- **Work to do**
Give every entry again, word for word.

━━━━━ Task inputs ━━━━━

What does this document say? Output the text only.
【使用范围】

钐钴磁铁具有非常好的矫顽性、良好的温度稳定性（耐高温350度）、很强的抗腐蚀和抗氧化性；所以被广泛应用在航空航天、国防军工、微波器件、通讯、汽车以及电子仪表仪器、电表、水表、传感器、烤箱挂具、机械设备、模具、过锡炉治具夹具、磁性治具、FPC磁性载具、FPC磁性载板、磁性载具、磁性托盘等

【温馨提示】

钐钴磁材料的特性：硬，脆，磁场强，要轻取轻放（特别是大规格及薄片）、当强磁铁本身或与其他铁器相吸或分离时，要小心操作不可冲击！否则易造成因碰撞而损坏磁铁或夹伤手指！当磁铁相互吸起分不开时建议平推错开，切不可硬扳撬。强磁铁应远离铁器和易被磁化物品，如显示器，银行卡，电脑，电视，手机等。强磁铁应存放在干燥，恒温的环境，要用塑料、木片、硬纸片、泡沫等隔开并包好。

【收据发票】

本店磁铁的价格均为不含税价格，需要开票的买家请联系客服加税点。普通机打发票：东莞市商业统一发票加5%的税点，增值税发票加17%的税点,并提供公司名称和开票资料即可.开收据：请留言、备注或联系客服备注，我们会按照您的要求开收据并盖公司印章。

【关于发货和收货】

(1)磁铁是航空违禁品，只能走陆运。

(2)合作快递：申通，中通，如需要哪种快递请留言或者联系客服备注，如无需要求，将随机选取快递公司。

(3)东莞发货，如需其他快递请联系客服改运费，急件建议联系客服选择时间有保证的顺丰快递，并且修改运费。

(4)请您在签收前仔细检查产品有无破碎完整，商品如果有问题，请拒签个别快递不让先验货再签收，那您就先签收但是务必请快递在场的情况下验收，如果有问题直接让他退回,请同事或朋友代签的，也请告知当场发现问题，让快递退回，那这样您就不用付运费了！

━━━━━

- **Solution to the problem**
What does this document say? Output the text only.
【使用范围】

钐钴磁铁具有非常好的矫顽性、良好的温度稳定性（耐高温350度）、很强的抗腐蚀和抗氧化性；所以被广泛应用在航空航天、国防军工、微波器件、通讯、汽车以及电子仪表仪器、电表、水表、传感器、烤箱挂具、机械设备、模具、过锡炉治具夹具、磁性治具、FPC磁性载具、FPC磁性载板、磁性载具、磁性托盘等

【温馨提示】

钐钴磁材料的特性：硬，脆，磁场强，要轻取轻放（特别是大规格及薄片）、当强磁铁本身或与其他铁器相吸或分离时，要小心操作不可冲击！否则易造成因碰撞而损坏磁铁或夹伤手指！当磁铁相互吸起分不开时建议平推错开，切不可硬扳撬。强磁铁应远离铁器和易被磁化物品，如显示器，银行卡，电脑，电视，手机等。强磁铁应存放在干燥，恒温的环境，要用塑料、木片、硬纸片、泡沫等隔开并包好。

【收据发票】

本店磁铁的价格均为不含税价格，需要开票的买家请联系客服加税点。普通机打发票：东莞市商业统一发票加5%的税点，增值税发票加17%的税点,并提供公司名称和开票资料即可.开收据：请留言、备注或联系客服备注，我们会按照您的要求开收据并盖公司印章。

【关于发货和收货】

(1)磁铁是航空违禁品，只能走陆运。

(2)合作快递：申通，中通，如需要哪种快递请留言或者联系客服备注，如无需要求，将随机选取快递公司。

(3)东莞发货，如需其他快递请联系客服改运费，急件建议联系客服选择时间有保证的顺丰快递，并且修改运费。

(4)请您在签收前仔细检查产品有无破碎完整，商品如果有问题，请拒签个别快递不让先验货再签收，那您就先签收但是务必请快递在场的情况下验收，如果有问题直接让他退回,请同事或朋友代签的，也请告知当场发现问题，让快递退回，那这样您就不用付运费了！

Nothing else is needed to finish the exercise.